• To do
Extract each line bearing the word "JSON".

• The input
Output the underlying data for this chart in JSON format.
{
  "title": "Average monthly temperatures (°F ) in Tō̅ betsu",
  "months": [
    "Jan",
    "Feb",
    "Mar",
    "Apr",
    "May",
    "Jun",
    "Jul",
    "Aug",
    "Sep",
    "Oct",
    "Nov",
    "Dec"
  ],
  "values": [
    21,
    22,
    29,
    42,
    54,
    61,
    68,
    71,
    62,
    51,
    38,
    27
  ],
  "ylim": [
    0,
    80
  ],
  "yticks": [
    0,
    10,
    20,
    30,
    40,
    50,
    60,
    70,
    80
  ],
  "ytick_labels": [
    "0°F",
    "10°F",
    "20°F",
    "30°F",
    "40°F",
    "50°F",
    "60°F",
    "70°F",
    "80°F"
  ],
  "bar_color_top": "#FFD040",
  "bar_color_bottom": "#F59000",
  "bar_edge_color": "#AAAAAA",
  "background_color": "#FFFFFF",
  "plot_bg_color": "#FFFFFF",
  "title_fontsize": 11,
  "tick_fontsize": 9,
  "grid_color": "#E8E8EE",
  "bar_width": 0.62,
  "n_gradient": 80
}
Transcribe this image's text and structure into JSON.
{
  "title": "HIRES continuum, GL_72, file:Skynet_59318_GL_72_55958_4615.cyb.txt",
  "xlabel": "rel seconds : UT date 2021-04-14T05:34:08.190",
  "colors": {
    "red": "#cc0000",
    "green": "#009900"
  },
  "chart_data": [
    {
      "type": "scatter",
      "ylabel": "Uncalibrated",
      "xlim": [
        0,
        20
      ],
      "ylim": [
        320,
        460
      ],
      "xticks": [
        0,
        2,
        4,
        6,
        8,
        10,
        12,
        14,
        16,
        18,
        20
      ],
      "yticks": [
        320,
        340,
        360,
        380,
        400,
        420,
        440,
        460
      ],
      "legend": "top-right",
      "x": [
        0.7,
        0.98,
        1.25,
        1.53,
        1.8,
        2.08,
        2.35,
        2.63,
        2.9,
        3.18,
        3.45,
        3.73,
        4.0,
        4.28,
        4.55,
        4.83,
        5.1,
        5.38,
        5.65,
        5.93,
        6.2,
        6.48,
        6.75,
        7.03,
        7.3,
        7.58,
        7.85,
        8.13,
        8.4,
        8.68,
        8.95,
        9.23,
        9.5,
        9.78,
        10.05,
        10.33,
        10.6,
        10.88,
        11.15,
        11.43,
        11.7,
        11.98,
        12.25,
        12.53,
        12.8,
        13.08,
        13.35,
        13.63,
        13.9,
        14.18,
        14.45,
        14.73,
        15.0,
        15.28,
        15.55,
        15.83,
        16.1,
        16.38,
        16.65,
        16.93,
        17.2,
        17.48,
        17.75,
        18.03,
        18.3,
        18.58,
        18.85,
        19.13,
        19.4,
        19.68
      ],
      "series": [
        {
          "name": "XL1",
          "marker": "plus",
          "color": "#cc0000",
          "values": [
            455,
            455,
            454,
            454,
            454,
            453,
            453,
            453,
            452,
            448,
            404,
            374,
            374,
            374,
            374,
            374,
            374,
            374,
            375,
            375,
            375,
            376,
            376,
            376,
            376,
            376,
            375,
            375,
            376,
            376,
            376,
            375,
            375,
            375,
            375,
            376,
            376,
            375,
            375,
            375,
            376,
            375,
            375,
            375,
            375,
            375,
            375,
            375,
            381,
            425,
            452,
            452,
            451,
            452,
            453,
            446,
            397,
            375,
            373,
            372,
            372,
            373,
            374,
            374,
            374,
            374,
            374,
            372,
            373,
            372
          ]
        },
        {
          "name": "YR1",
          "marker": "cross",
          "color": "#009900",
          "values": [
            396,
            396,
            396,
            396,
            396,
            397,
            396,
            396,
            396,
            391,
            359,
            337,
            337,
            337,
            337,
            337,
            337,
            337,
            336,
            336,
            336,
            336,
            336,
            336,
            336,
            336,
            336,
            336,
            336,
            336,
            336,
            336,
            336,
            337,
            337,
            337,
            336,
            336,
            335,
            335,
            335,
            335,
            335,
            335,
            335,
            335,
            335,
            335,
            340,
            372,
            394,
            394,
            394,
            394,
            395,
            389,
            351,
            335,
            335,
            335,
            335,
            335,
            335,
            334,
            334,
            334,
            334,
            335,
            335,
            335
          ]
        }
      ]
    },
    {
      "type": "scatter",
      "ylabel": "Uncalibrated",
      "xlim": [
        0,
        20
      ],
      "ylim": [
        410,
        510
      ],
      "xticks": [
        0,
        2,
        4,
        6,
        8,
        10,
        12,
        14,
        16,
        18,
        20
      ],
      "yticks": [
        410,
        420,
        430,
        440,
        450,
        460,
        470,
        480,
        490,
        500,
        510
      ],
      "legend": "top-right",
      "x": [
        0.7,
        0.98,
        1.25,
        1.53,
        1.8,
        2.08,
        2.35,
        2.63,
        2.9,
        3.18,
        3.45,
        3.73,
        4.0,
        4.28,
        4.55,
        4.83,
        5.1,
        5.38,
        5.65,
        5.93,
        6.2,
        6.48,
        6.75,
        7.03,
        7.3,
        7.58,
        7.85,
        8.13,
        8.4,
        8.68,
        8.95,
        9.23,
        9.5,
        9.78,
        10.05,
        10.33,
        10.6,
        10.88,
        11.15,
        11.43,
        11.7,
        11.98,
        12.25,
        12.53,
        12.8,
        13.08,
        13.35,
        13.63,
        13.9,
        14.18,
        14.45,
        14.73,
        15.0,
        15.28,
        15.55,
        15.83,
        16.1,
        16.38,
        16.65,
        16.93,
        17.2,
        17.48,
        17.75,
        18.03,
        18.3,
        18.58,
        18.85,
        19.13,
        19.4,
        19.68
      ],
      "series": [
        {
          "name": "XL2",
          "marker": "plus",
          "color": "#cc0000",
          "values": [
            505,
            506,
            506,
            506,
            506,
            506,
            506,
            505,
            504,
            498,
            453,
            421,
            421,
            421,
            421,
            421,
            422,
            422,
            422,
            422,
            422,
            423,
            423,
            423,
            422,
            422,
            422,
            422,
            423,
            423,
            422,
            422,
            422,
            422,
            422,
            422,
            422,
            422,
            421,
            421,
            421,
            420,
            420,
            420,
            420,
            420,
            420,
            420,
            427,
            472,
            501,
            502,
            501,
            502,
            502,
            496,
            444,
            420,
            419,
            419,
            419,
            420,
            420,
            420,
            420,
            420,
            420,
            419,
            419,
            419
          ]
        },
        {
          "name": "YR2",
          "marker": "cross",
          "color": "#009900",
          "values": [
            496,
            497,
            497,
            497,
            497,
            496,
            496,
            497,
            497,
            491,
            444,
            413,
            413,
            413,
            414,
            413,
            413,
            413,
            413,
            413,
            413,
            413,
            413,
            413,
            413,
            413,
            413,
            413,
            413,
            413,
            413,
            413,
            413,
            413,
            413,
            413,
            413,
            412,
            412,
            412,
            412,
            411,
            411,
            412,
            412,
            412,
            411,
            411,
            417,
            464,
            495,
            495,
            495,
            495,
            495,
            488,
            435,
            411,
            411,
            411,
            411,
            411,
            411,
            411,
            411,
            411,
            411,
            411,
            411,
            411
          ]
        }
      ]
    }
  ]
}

• The output
Output the underlying data for this chart in JSON format.
Transcribe this image's text and structure into JSON.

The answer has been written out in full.